- _WHAT THE TASK REQUIRES_
Copy every line from the data below in which the string "title" can be found.

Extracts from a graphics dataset
---------------

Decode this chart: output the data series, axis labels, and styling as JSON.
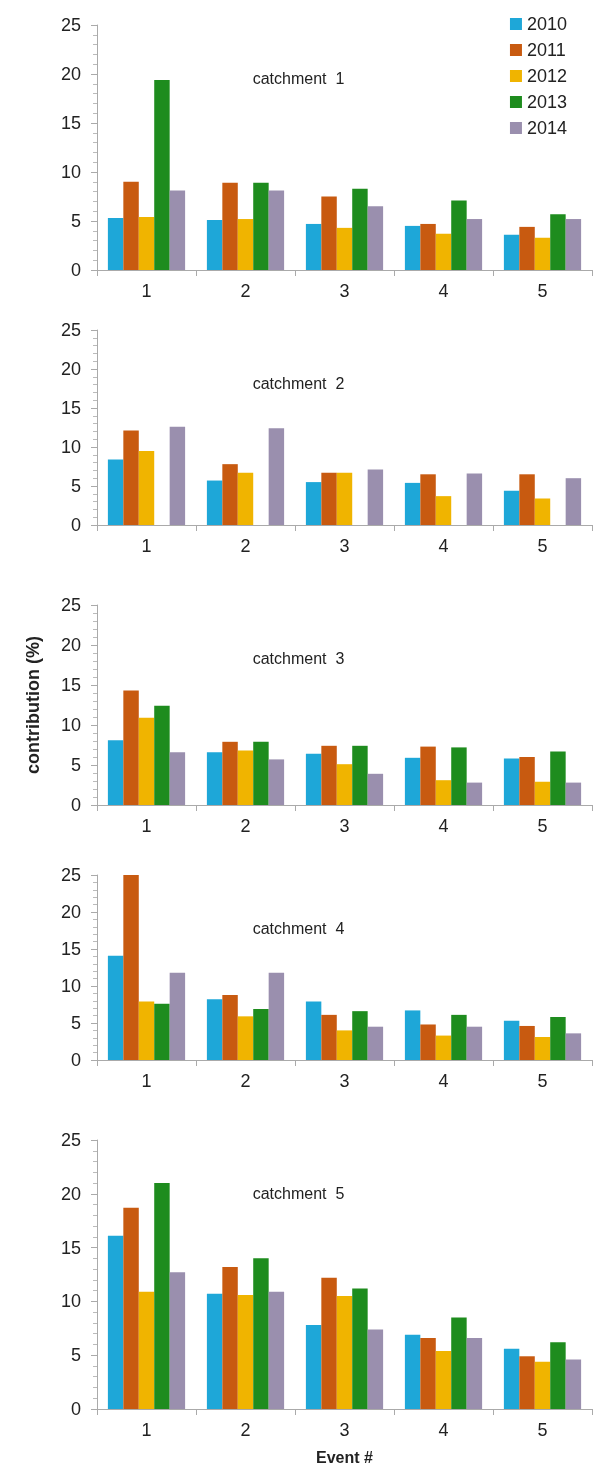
{
  "chart_data": [
    {
      "type": "bar",
      "title": "catchment  1",
      "categories": [
        "1",
        "2",
        "3",
        "4",
        "5"
      ],
      "ylim": [
        0,
        25
      ],
      "yticks": [
        0,
        5,
        10,
        15,
        20,
        25
      ],
      "legend": "top right",
      "series": [
        {
          "name": "2010",
          "color": "#1ea7d8",
          "values": [
            5.3,
            5.1,
            4.7,
            4.5,
            3.6
          ]
        },
        {
          "name": "2011",
          "color": "#c85a10",
          "values": [
            9.0,
            8.9,
            7.5,
            4.7,
            4.4
          ]
        },
        {
          "name": "2012",
          "color": "#f0b400",
          "values": [
            5.4,
            5.2,
            4.3,
            3.7,
            3.3
          ]
        },
        {
          "name": "2013",
          "color": "#1e8c1e",
          "values": [
            19.4,
            8.9,
            8.3,
            7.1,
            5.7
          ]
        },
        {
          "name": "2014",
          "color": "#9a8fae",
          "values": [
            8.1,
            8.1,
            6.5,
            5.2,
            5.2
          ]
        }
      ]
    },
    {
      "type": "bar",
      "title": "catchment  2",
      "categories": [
        "1",
        "2",
        "3",
        "4",
        "5"
      ],
      "ylim": [
        0,
        25
      ],
      "yticks": [
        0,
        5,
        10,
        15,
        20,
        25
      ],
      "series": [
        {
          "color": "#1ea7d8",
          "values": [
            8.4,
            5.7,
            5.5,
            5.4,
            4.4
          ]
        },
        {
          "color": "#c85a10",
          "values": [
            12.1,
            7.8,
            6.7,
            6.5,
            6.5
          ]
        },
        {
          "color": "#f0b400",
          "values": [
            9.5,
            6.7,
            6.7,
            3.7,
            3.4
          ]
        },
        {
          "color": "#1e8c1e",
          "values": [
            null,
            null,
            null,
            null,
            null
          ]
        },
        {
          "color": "#9a8fae",
          "values": [
            12.6,
            12.4,
            7.1,
            6.6,
            6.0
          ]
        }
      ]
    },
    {
      "type": "bar",
      "title": "catchment  3",
      "ylabel": "contribution (%)",
      "categories": [
        "1",
        "2",
        "3",
        "4",
        "5"
      ],
      "ylim": [
        0,
        25
      ],
      "yticks": [
        0,
        5,
        10,
        15,
        20,
        25
      ],
      "series": [
        {
          "color": "#1ea7d8",
          "values": [
            8.1,
            6.6,
            6.4,
            5.9,
            5.8
          ]
        },
        {
          "color": "#c85a10",
          "values": [
            14.3,
            7.9,
            7.4,
            7.3,
            6.0
          ]
        },
        {
          "color": "#f0b400",
          "values": [
            10.9,
            6.8,
            5.1,
            3.1,
            2.9
          ]
        },
        {
          "color": "#1e8c1e",
          "values": [
            12.4,
            7.9,
            7.4,
            7.2,
            6.7
          ]
        },
        {
          "color": "#9a8fae",
          "values": [
            6.6,
            5.7,
            3.9,
            2.8,
            2.8
          ]
        }
      ]
    },
    {
      "type": "bar",
      "title": "catchment  4",
      "categories": [
        "1",
        "2",
        "3",
        "4",
        "5"
      ],
      "ylim": [
        0,
        25
      ],
      "yticks": [
        0,
        5,
        10,
        15,
        20,
        25
      ],
      "series": [
        {
          "color": "#1ea7d8",
          "values": [
            14.1,
            8.2,
            7.9,
            6.7,
            5.3
          ]
        },
        {
          "color": "#c85a10",
          "values": [
            25,
            8.8,
            6.1,
            4.8,
            4.6
          ]
        },
        {
          "color": "#f0b400",
          "values": [
            7.9,
            5.9,
            4.0,
            3.3,
            3.1
          ]
        },
        {
          "color": "#1e8c1e",
          "values": [
            7.6,
            6.9,
            6.6,
            6.1,
            5.8
          ]
        },
        {
          "color": "#9a8fae",
          "values": [
            11.8,
            11.8,
            4.5,
            4.5,
            3.6
          ]
        }
      ]
    },
    {
      "type": "bar",
      "title": "catchment  5",
      "xlabel": "Event #",
      "categories": [
        "1",
        "2",
        "3",
        "4",
        "5"
      ],
      "ylim": [
        0,
        25
      ],
      "yticks": [
        0,
        5,
        10,
        15,
        20,
        25
      ],
      "series": [
        {
          "color": "#1ea7d8",
          "values": [
            16.1,
            10.7,
            7.8,
            6.9,
            5.6
          ]
        },
        {
          "color": "#c85a10",
          "values": [
            18.7,
            13.2,
            12.2,
            6.6,
            4.9
          ]
        },
        {
          "color": "#f0b400",
          "values": [
            10.9,
            10.6,
            10.5,
            5.4,
            4.4
          ]
        },
        {
          "color": "#1e8c1e",
          "values": [
            21.0,
            14.0,
            11.2,
            8.5,
            6.2
          ]
        },
        {
          "color": "#9a8fae",
          "values": [
            12.7,
            10.9,
            7.4,
            6.6,
            4.6
          ]
        }
      ]
    }
  ]
}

---------------

- _FINISHED TASK_
      "title": "catchment  1",
      "title": "catchment  2",
      "title": "catchment  3",
      "title": "catchment  4",
      "title": "catchment  5",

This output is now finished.